-- Start Data shown --

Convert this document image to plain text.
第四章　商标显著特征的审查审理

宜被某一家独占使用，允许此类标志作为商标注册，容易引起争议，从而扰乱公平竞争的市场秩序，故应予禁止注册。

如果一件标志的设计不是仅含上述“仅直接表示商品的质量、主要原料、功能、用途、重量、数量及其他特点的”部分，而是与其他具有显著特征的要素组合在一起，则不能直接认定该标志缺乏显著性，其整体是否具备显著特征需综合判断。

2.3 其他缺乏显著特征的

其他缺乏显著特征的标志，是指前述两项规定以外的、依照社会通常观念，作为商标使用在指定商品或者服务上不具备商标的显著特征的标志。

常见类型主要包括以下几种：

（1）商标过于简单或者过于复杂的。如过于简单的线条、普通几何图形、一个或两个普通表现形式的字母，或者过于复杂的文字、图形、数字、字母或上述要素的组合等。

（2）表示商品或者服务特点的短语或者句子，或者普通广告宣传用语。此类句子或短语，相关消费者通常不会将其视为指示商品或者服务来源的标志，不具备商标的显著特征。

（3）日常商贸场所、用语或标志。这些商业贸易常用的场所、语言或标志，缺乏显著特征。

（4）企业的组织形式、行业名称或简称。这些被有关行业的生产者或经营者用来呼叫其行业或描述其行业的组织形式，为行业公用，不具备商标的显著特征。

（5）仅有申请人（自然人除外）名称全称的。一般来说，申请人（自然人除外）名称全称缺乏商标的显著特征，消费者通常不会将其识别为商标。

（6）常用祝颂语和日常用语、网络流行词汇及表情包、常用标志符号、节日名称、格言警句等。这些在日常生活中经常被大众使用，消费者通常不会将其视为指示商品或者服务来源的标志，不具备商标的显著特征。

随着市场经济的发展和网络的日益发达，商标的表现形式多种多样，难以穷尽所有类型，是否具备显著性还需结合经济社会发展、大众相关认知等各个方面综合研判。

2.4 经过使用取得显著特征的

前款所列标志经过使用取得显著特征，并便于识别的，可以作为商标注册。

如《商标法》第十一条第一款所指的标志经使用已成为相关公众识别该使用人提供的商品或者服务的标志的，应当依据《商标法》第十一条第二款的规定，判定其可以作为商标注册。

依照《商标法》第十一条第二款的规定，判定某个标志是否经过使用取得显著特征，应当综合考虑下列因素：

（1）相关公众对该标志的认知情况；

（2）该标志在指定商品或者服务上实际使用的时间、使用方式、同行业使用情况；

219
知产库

-- End Data shown --

### Set exercise:
Only the number is wanted: how many lines of the data contain the word "第十一条第二款的规定"?

### Solution to the problem:
2